### TASK OBJECTIVE:
Repeat all entries exactly.
··········
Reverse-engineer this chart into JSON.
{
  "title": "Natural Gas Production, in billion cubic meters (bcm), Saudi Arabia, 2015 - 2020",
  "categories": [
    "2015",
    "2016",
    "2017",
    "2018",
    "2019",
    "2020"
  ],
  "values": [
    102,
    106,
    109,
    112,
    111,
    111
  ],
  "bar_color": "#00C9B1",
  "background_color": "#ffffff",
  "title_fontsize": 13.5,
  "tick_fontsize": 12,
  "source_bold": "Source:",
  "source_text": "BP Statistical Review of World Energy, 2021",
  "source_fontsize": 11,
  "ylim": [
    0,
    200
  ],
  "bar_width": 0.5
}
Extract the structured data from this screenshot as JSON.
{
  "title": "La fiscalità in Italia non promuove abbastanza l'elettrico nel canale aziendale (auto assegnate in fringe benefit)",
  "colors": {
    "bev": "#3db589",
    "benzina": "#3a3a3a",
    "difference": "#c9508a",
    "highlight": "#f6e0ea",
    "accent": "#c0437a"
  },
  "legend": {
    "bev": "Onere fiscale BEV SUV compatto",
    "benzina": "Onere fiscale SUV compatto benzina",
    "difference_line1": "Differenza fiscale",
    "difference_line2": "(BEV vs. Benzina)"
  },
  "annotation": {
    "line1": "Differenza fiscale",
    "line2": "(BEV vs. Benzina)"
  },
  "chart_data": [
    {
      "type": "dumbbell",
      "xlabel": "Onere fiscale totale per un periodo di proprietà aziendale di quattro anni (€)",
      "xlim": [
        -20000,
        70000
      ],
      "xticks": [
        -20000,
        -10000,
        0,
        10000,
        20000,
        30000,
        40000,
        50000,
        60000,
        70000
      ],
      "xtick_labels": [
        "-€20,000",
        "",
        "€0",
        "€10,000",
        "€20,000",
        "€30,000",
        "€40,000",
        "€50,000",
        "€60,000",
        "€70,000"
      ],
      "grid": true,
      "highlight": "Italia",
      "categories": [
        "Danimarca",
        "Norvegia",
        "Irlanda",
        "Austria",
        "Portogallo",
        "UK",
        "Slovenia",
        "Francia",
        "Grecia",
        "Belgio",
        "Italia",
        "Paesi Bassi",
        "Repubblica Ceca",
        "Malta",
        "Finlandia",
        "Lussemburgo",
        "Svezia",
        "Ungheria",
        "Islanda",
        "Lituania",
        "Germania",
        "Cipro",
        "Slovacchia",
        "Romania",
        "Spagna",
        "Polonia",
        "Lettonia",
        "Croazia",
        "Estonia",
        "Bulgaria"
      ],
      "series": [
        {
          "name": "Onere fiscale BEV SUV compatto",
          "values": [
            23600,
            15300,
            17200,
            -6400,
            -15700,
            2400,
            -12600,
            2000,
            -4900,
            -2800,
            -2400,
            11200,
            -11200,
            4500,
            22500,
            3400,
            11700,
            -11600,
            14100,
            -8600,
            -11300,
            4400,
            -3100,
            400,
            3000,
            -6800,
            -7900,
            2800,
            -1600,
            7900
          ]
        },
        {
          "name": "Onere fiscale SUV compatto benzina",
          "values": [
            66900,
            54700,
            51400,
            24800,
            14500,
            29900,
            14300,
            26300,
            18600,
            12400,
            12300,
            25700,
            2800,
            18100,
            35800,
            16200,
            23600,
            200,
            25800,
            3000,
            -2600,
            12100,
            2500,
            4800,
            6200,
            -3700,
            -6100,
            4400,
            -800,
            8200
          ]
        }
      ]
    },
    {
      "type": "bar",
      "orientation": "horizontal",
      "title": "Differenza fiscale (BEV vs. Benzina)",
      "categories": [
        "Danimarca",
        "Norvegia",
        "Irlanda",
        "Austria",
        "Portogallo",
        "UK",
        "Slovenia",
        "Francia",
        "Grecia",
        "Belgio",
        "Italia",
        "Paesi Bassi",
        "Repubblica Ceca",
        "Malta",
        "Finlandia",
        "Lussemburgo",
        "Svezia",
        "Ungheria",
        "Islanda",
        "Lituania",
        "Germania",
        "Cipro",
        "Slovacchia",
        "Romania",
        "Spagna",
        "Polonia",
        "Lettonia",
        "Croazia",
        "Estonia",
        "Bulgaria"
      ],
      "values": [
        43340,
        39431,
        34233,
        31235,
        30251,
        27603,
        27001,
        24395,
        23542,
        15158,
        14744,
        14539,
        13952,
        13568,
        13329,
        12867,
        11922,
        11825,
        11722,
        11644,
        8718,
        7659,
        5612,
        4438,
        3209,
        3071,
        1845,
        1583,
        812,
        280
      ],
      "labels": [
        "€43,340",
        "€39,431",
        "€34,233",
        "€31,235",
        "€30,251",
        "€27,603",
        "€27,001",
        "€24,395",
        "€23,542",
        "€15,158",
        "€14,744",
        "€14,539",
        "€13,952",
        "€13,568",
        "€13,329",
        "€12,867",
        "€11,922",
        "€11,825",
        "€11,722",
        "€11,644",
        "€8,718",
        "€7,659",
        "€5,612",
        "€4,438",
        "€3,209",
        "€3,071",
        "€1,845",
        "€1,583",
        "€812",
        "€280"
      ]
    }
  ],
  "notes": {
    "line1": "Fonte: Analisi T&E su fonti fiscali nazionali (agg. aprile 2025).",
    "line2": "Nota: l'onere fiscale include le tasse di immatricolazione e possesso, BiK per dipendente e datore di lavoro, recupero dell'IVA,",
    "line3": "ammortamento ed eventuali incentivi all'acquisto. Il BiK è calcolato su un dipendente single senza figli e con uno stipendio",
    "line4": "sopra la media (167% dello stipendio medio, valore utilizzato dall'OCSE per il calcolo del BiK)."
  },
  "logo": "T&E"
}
··········
### TASK ANSWER:
Reverse-engineer this chart into JSON.
{
  "title": "Natural Gas Production, in billion cubic meters (bcm), Saudi Arabia, 2015 - 2020",
  "categories": [
    "2015",
    "2016",
    "2017",
    "2018",
    "2019",
    "2020"
  ],
  "values": [
    102,
    106,
    109,
    112,
    111,
    111
  ],
  "bar_color": "#00C9B1",
  "background_color": "#ffffff",
  "title_fontsize": 13.5,
  "tick_fontsize": 12,
  "source_bold": "Source:",
  "source_text": "BP Statistical Review of World Energy, 2021",
  "source_fontsize": 11,
  "ylim": [
    0,
    200
  ],
  "bar_width": 0.5
}
Extract the structured data from this screenshot as JSON.
{
  "title": "La fiscalità in Italia non promuove abbastanza l'elettrico nel canale aziendale (auto assegnate in fringe benefit)",
  "colors": {
    "bev": "#3db589",
    "benzina": "#3a3a3a",
    "difference": "#c9508a",
    "highlight": "#f6e0ea",
    "accent": "#c0437a"
  },
  "legend": {
    "bev": "Onere fiscale BEV SUV compatto",
    "benzina": "Onere fiscale SUV compatto benzina",
    "difference_line1": "Differenza fiscale",
    "difference_line2": "(BEV vs. Benzina)"
  },
  "annotation": {
    "line1": "Differenza fiscale",
    "line2": "(BEV vs. Benzina)"
  },
  "chart_data": [
    {
      "type": "dumbbell",
      "xlabel": "Onere fiscale totale per un periodo di proprietà aziendale di quattro anni (€)",
      "xlim": [
        -20000,
        70000
      ],
      "xticks": [
        -20000,
        -10000,
        0,
        10000,
        20000,
        30000,
        40000,
        50000,
        60000,
        70000
      ],
      "xtick_labels": [
        "-€20,000",
        "",
        "€0",
        "€10,000",
        "€20,000",
        "€30,000",
        "€40,000",
        "€50,000",
        "€60,000",
        "€70,000"
      ],
      "grid": true,
      "highlight": "Italia",
      "categories": [
        "Danimarca",
        "Norvegia",
        "Irlanda",
        "Austria",
        "Portogallo",
        "UK",
        "Slovenia",
        "Francia",
        "Grecia",
        "Belgio",
        "Italia",
        "Paesi Bassi",
        "Repubblica Ceca",
        "Malta",
        "Finlandia",
        "Lussemburgo",
        "Svezia",
        "Ungheria",
        "Islanda",
        "Lituania",
        "Germania",
        "Cipro",
        "Slovacchia",
        "Romania",
        "Spagna",
        "Polonia",
        "Lettonia",
        "Croazia",
        "Estonia",
        "Bulgaria"
      ],
      "series": [
        {
          "name": "Onere fiscale BEV SUV compatto",
          "values": [
            23600,
            15300,
            17200,
            -6400,
            -15700,
            2400,
            -12600,
            2000,
            -4900,
            -2800,
            -2400,
            11200,
            -11200,
            4500,
            22500,
            3400,
            11700,
            -11600,
            14100,
            -8600,
            -11300,
            4400,
            -3100,
            400,
            3000,
            -6800,
            -7900,
            2800,
            -1600,
            7900
          ]
        },
        {
          "name": "Onere fiscale SUV compatto benzina",
          "values": [
            66900,
            54700,
            51400,
            24800,
            14500,
            29900,
            14300,
            26300,
            18600,
            12400,
            12300,
            25700,
            2800,
            18100,
            35800,
            16200,
            23600,
            200,
            25800,
            3000,
            -2600,
            12100,
            2500,
            4800,
            6200,
            -3700,
            -6100,
            4400,
            -800,
            8200
          ]
        }
      ]
    },
    {
      "type": "bar",
      "orientation": "horizontal",
      "title": "Differenza fiscale (BEV vs. Benzina)",
      "categories": [
        "Danimarca",
        "Norvegia",
        "Irlanda",
        "Austria",
        "Portogallo",
        "UK",
        "Slovenia",
        "Francia",
        "Grecia",
        "Belgio",
        "Italia",
        "Paesi Bassi",
        "Repubblica Ceca",
        "Malta",
        "Finlandia",
        "Lussemburgo",
        "Svezia",
        "Ungheria",
        "Islanda",
        "Lituania",
        "Germania",
        "Cipro",
        "Slovacchia",
        "Romania",
        "Spagna",
        "Polonia",
        "Lettonia",
        "Croazia",
        "Estonia",
        "Bulgaria"
      ],
      "values": [
        43340,
        39431,
        34233,
        31235,
        30251,
        27603,
        27001,
        24395,
        23542,
        15158,
        14744,
        14539,
        13952,
        13568,
        13329,
        12867,
        11922,
        11825,
        11722,
        11644,
        8718,
        7659,
        5612,
        4438,
        3209,
        3071,
        1845,
        1583,
        812,
        280
      ],
      "labels": [
        "€43,340",
        "€39,431",
        "€34,233",
        "€31,235",
        "€30,251",
        "€27,603",
        "€27,001",
        "€24,395",
        "€23,542",
        "€15,158",
        "€14,744",
        "€14,539",
        "€13,952",
        "€13,568",
        "€13,329",
        "€12,867",
        "€11,922",
        "€11,825",
        "€11,722",
        "€11,644",
        "€8,718",
        "€7,659",
        "€5,612",
        "€4,438",
        "€3,209",
        "€3,071",
        "€1,845",
        "€1,583",
        "€812",
        "€280"
      ]
    }
  ],
  "notes": {
    "line1": "Fonte: Analisi T&E su fonti fiscali nazionali (agg. aprile 2025).",
    "line2": "Nota: l'onere fiscale include le tasse di immatricolazione e possesso, BiK per dipendente e datore di lavoro, recupero dell'IVA,",
    "line3": "ammortamento ed eventuali incentivi all'acquisto. Il BiK è calcolato su un dipendente single senza figli e con uno stipendio",
    "line4": "sopra la media (167% dello stipendio medio, valore utilizzato dall'OCSE per il calcolo del BiK)."
  },
  "logo": "T&E"
}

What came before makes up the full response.